## Begin DOCUMENT EXTRACT

NEW RULES FOR INVESTMENT LENDING AS OF 1 FEBRUARY
- Bob Malpass
- Jan 28
- 5 min read
Updated: Feb 13

Property investors have rarely been busier – or more heavily geared.
In the September 2025 quarter, investors made up roughly two in every five new home loans, even as first home buyer activity fell away and house prices continued to surge across much of Australia.
The Australian Bureau of Statistics confirmed in December that investor lending reached record levels, intensifying pressure on the Albanese government to rein in landlord credit and consider tougher settings for banks that are aggressively funding investment activity.
This divergence – investors charging ahead while would be first home buyers retreat – is reshaping the housing market and reigniting long running debates about fairness, financial stability and the role of credit policy in driving prices.
Against a backdrop of stretched affordability and rising investor dominance, calls are growing for new rules that could fundamentally change how portfolio builders access finance and scale their holdings.
Investors returning to 2014-era dominance
Value of new loan commitments ($bn) by type of
borrower, quarterly


What’s coming?
Australian property investors now face a very different lending landscape, with new APRA rules capping high debt to income (DTI) lending at the same time governments are ramping up high leverage schemes for first home buyers.
The net effect is a more constrained environment for growth focused investors, even as policymakers actively encourage highly geared entry into the market for new buyers.
What APRA’s new DTI cap actually does
From 1 February 2026, APRA will limit banks so that no more than 20% of their new mortgage lending can go to borrowers with a DTI of six times income or higher. This cap is measured separately for owner occupiers and investors, and applies to authorised deposit taking institutions (ADI) - the major banks and most mainstream lenders. However these limits will not apply to non bank lenders.

## End DOCUMENT EXTRACT
## Begin DATASET EXTRACT

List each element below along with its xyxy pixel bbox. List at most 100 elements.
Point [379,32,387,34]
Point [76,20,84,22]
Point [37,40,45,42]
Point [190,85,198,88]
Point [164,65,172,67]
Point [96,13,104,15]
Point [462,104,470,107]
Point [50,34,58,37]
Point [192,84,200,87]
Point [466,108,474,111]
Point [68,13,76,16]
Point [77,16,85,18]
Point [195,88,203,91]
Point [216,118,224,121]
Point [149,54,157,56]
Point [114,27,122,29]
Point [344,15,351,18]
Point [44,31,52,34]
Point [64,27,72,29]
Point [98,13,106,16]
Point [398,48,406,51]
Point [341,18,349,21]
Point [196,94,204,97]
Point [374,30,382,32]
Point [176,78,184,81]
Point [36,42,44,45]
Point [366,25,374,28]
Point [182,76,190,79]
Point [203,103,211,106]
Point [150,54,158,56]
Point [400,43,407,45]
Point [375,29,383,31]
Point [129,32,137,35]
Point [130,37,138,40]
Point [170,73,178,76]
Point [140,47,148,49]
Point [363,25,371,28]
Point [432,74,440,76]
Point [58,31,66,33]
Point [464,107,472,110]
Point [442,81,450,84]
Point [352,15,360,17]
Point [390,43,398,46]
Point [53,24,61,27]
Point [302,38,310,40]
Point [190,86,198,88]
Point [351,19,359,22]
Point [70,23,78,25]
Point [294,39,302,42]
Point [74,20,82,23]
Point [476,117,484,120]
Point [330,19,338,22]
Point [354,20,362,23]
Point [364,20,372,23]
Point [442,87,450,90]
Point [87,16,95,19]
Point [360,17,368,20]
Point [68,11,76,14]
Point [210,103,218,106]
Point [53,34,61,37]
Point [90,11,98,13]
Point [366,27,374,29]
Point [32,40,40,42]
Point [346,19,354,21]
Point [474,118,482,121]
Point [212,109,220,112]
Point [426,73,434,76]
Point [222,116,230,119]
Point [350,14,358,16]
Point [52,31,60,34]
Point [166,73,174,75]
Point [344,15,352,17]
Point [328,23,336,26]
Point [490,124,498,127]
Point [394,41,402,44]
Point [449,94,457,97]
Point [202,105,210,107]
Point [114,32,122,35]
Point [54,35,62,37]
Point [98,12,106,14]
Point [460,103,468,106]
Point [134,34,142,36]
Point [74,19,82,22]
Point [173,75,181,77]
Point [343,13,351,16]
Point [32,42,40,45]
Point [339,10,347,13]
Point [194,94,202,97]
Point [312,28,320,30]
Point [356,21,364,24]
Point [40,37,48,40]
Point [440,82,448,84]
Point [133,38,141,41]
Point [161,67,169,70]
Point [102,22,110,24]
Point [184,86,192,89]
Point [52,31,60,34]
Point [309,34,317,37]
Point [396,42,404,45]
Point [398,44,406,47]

## End DATASET EXTRACT

> [WRITTEN EXERCISE 1]
Answer these questions from the article on investment lending rules:
(a) In the September 2025 quarter, roughly what share of new home loans did investors make up?
(b) On what date does APRA's new DTI cap take effect?
(c) What kind of lenders will the new limits not apply to?
> [WRITTEN EXERCISE 2]
Rewrite the part of the article on investment lending rules that opens with the words "The Australian Bureau" and closes with "funding investment activity.", replacing "record levels" with "all-time highs".

> [EXERCISE ANSWER 1]
(a) Roughly two in every five.
(b) 1 February 2026.
(c) Non bank lenders.

> [EXERCISE ANSWER 2]
The Australian Bureau of Statistics confirmed in December that investor lending reached all-time highs, intensifying pressure on the Albanese government to rein in landlord credit and consider tougher settings for banks that are aggressively funding investment activity.